* START Input rows *

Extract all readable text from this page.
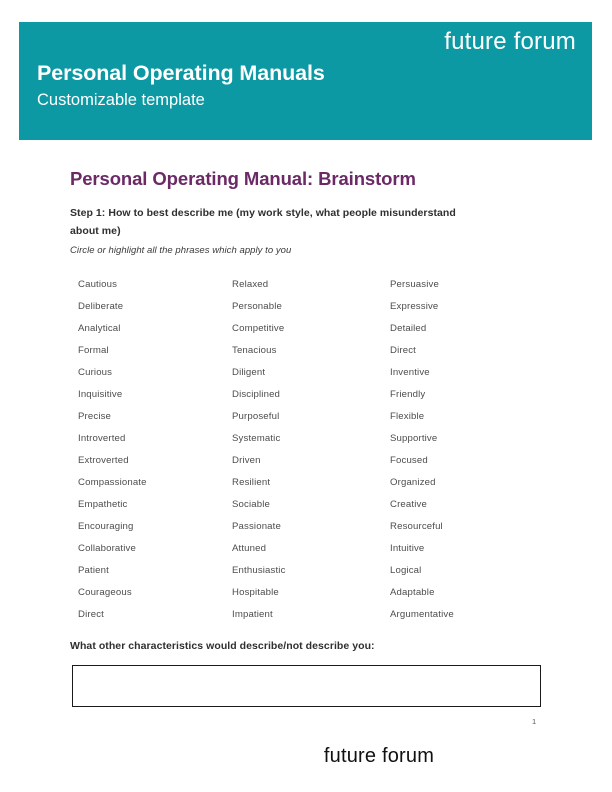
future forum
Personal Operating Manuals
Customizable template
Personal Operating Manual: Brainstorm
Step 1: How to best describe me (my work style, what people misunderstand about me)
Circle or highlight all the phrases which apply to you
Cautious
Deliberate
Analytical
Formal
Curious
Inquisitive
Precise
Introverted
Extroverted
Compassionate
Empathetic
Encouraging
Collaborative
Patient
Courageous
Direct
Relaxed
Personable
Competitive
Tenacious
Diligent
Disciplined
Purposeful
Systematic
Driven
Resilient
Sociable
Passionate
Attuned
Enthusiastic
Hospitable
Impatient
Persuasive
Expressive
Detailed
Direct
Inventive
Friendly
Flexible
Supportive
Focused
Organized
Creative
Resourceful
Intuitive
Logical
Adaptable
Argumentative
What other characteristics would describe/not describe you:
1
future forum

* END Input rows *

- [Task details] Select every line in the records above that contains the word "describe".

- [Result for this task]
Step 1: How to best describe me (my work style, what people misunderstand about me)
What other characteristics would describe/not describe you:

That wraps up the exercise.